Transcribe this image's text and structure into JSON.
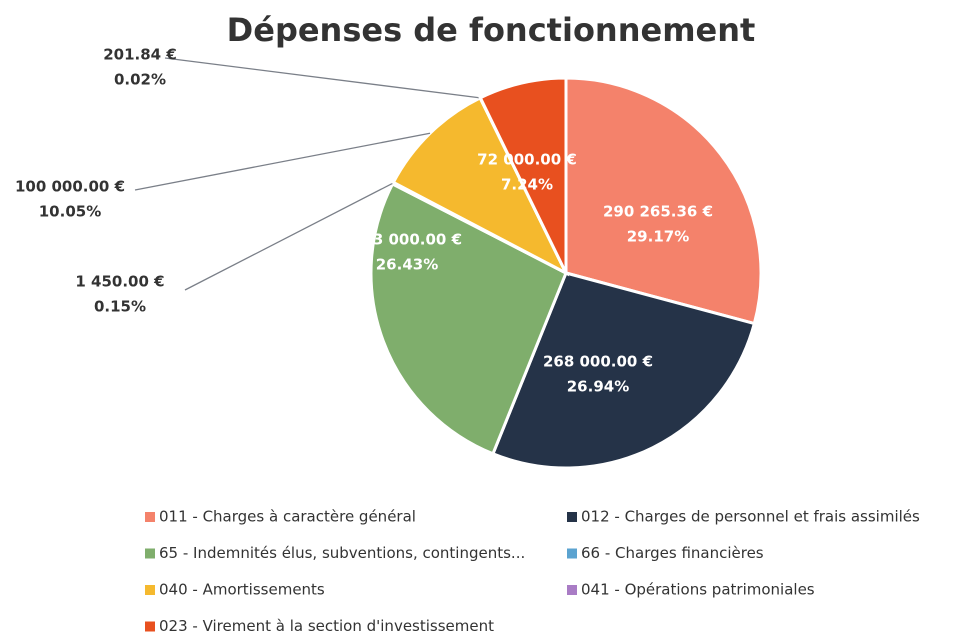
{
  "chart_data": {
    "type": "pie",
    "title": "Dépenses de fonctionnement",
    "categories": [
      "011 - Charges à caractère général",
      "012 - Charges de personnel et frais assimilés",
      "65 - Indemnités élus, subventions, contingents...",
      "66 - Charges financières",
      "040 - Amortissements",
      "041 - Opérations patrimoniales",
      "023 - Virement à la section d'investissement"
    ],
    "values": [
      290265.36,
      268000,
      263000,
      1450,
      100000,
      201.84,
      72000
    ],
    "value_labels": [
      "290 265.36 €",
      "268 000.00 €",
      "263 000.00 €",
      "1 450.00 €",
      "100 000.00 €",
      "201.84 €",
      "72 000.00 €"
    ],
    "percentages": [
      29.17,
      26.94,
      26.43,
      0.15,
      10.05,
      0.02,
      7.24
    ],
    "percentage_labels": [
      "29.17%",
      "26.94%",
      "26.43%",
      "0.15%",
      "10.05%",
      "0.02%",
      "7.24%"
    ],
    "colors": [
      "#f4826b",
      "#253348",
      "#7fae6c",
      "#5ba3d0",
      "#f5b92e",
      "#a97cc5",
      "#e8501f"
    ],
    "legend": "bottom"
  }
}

────────────────────────────────────────

→ **What is asked**
Search the data above for the word "Charges", then gather each line in which it appears.

→ **Solved exercise**
      "011 - Charges à caractère général",
      "012 - Charges de personnel et frais assimilés",
      "66 - Charges financières",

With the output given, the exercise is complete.